**Set exercise 1:** Copy out the entries below, from the first one up to and including the line containing "bar-top: [961, 100, 991, 120]".

[Begin Given text]

The process of turning a well-known text into a well-known binary is called * serialization * . The process of converting a binary to text is called *deserializatin*.

In [0]:
from pyspark.sql.functions import col, expr

In [0]:
#read the GeoPandas Geodataframe into a Sedona Data Frame
#convert the  the geometry as a well-known text geometry first
geopandas_wkt = geopandas_dataframe.assign(geometry=geopandas_dataframe.geometry.apply(lambda geom: geom.wkt))
geopandas_wkt.info()

#convert geodataframe into vanilla Spark dataframe. note the Geometry type is "object" not geometry.
spark_dataframe = spark.createDataFrame(geopandas_wkt)
spark_dataframe.display()

#cast the geometry column to a Sedona geometry type
spatial_dataframe= spark_dataframe.select(col("geometry"), expr("ST_AsText(ST_GeomFromWKT(geometry)) AS geom"))

[End Given text]

**Set exercise 2:** In the Sedona code excerpt, what is the name for turning a well-known text into a well-known binary?

[Begin Data for processing]

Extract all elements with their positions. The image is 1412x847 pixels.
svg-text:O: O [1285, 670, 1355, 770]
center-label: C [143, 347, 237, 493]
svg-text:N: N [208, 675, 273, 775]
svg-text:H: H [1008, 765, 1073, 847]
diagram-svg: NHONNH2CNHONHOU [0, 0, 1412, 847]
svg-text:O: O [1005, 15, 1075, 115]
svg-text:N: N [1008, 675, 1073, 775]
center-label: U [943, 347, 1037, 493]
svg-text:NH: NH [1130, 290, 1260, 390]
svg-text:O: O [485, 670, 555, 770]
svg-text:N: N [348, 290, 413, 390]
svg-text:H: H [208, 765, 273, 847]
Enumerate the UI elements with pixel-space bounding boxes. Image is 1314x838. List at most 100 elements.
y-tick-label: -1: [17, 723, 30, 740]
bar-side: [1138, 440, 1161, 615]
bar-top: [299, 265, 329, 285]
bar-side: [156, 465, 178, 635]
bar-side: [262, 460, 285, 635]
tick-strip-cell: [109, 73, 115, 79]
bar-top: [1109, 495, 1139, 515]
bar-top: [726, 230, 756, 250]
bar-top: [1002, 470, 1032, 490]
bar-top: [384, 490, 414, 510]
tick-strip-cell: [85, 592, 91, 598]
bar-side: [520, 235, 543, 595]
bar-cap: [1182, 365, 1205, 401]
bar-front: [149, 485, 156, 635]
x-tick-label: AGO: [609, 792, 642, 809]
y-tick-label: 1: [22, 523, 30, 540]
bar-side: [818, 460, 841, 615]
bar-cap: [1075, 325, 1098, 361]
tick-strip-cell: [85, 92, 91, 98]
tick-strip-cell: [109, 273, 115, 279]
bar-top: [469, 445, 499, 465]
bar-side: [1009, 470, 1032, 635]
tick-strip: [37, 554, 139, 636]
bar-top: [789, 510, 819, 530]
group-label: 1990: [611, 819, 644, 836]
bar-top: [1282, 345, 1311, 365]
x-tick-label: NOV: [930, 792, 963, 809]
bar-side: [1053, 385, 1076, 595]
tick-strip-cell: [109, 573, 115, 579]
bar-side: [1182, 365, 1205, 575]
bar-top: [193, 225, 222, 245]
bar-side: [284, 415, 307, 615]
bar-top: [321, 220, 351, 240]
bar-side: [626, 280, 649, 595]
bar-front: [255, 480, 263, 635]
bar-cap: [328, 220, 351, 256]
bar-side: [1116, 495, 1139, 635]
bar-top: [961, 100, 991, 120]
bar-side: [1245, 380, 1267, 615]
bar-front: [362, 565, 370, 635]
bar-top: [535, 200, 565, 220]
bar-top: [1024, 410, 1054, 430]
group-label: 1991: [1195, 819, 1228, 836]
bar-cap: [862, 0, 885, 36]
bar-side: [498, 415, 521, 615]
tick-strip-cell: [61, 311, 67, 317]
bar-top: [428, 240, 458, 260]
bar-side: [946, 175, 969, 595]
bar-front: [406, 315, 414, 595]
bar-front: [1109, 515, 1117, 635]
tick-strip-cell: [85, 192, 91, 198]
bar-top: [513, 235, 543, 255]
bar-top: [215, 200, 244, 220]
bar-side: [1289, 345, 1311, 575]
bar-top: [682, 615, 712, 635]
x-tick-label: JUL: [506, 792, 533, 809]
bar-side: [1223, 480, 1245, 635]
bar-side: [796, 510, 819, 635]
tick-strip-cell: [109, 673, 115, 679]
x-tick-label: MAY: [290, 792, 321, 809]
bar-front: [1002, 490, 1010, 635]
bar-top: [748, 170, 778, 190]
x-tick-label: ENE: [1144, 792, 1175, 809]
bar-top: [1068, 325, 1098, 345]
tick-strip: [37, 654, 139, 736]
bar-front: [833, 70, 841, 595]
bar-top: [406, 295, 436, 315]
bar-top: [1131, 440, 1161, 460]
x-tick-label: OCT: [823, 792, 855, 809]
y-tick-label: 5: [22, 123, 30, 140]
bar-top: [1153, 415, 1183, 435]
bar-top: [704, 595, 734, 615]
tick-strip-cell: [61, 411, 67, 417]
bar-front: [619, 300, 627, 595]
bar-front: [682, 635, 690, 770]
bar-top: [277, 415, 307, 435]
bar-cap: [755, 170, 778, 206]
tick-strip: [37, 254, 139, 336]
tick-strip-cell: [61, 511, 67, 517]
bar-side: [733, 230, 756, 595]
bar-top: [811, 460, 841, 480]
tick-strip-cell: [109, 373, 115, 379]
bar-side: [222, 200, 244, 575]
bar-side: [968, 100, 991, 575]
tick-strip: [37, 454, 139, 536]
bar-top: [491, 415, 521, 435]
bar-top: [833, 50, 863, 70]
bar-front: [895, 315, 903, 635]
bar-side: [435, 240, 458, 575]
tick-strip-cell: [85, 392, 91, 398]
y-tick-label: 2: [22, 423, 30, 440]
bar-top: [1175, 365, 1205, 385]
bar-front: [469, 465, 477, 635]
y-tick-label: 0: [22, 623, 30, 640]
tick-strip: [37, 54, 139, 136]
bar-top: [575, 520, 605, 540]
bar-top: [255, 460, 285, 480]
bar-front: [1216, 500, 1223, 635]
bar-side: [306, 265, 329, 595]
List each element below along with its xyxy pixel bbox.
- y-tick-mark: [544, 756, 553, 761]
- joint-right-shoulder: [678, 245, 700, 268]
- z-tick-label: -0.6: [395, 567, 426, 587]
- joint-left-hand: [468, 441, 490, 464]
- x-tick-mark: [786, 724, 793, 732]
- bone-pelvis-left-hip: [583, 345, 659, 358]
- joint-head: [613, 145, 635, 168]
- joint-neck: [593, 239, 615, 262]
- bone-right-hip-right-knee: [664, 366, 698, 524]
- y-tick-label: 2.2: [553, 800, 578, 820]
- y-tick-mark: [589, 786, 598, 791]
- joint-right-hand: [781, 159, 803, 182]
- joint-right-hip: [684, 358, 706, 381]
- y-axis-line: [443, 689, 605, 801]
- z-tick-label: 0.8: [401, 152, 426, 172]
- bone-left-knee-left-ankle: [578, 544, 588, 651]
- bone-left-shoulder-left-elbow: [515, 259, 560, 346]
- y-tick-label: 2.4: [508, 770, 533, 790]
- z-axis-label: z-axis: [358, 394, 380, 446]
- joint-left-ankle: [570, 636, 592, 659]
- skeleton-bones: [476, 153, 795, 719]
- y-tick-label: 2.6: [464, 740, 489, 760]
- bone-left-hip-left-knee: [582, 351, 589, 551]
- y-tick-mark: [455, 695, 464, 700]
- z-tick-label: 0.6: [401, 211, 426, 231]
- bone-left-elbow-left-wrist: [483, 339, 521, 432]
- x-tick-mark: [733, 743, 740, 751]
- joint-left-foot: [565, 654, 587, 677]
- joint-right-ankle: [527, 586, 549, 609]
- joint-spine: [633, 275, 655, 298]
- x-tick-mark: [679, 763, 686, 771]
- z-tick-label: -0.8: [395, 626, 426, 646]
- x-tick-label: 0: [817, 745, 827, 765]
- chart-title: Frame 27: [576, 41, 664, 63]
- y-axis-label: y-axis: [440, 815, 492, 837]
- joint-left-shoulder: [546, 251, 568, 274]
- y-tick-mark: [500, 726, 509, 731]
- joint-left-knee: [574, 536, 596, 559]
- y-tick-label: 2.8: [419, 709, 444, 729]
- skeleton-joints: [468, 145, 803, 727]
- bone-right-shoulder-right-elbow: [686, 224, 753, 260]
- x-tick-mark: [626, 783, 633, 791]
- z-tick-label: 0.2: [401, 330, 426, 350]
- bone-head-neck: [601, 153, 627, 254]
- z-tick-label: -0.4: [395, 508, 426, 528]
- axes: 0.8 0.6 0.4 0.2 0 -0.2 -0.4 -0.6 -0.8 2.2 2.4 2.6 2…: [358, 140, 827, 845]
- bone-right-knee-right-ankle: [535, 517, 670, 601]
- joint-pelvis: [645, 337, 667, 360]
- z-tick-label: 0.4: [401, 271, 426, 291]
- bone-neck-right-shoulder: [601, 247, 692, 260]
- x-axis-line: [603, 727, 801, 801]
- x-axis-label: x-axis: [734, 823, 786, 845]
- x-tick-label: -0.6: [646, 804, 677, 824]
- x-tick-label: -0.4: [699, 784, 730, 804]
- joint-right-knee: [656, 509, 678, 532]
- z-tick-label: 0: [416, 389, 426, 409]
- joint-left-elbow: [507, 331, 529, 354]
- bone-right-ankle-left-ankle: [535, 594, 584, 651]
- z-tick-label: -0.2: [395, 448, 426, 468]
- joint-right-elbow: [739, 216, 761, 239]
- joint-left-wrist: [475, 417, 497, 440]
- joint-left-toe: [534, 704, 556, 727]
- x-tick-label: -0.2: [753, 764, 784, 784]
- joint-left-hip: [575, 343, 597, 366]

[End Data for processing]

**Exercise answer 1:**
Extract all elements with their positions. The image is 1412x847 pixels.
svg-text:O: O [1285, 670, 1355, 770]
center-label: C [143, 347, 237, 493]
svg-text:N: N [208, 675, 273, 775]
svg-text:H: H [1008, 765, 1073, 847]
diagram-svg: NHONNH2CNHONHOU [0, 0, 1412, 847]
svg-text:O: O [1005, 15, 1075, 115]
svg-text:N: N [1008, 675, 1073, 775]
center-label: U [943, 347, 1037, 493]
svg-text:NH: NH [1130, 290, 1260, 390]
svg-text:O: O [485, 670, 555, 770]
svg-text:N: N [348, 290, 413, 390]
svg-text:H: H [208, 765, 273, 847]
Enumerate the UI elements with pixel-space bounding boxes. Image is 1314x838. List at most 100 elements.
y-tick-label: -1: [17, 723, 30, 740]
bar-side: [1138, 440, 1161, 615]
bar-top: [299, 265, 329, 285]
bar-side: [156, 465, 178, 635]
bar-side: [262, 460, 285, 635]
tick-strip-cell: [109, 73, 115, 79]
bar-top: [1109, 495, 1139, 515]
bar-top: [726, 230, 756, 250]
bar-top: [1002, 470, 1032, 490]
bar-top: [384, 490, 414, 510]
tick-strip-cell: [85, 592, 91, 598]
bar-side: [520, 235, 543, 595]
bar-cap: [1182, 365, 1205, 401]
bar-front: [149, 485, 156, 635]
x-tick-label: AGO: [609, 792, 642, 809]
y-tick-label: 1: [22, 523, 30, 540]
bar-side: [818, 460, 841, 615]
bar-cap: [1075, 325, 1098, 361]
tick-strip-cell: [85, 92, 91, 98]
tick-strip-cell: [109, 273, 115, 279]
bar-top: [469, 445, 499, 465]
bar-side: [1009, 470, 1032, 635]
tick-strip: [37, 554, 139, 636]
bar-top: [789, 510, 819, 530]
group-label: 1990: [611, 819, 644, 836]
bar-top: [1282, 345, 1311, 365]
x-tick-label: NOV: [930, 792, 963, 809]
bar-side: [1053, 385, 1076, 595]
tick-strip-cell: [109, 573, 115, 579]
bar-side: [1182, 365, 1205, 575]
bar-top: [193, 225, 222, 245]
bar-side: [284, 415, 307, 615]
bar-top: [321, 220, 351, 240]
bar-side: [626, 280, 649, 595]
bar-front: [255, 480, 263, 635]
bar-cap: [328, 220, 351, 256]
bar-side: [1116, 495, 1139, 635]
bar-top: [961, 100, 991, 120]

**Exercise answer 2:** Serialization.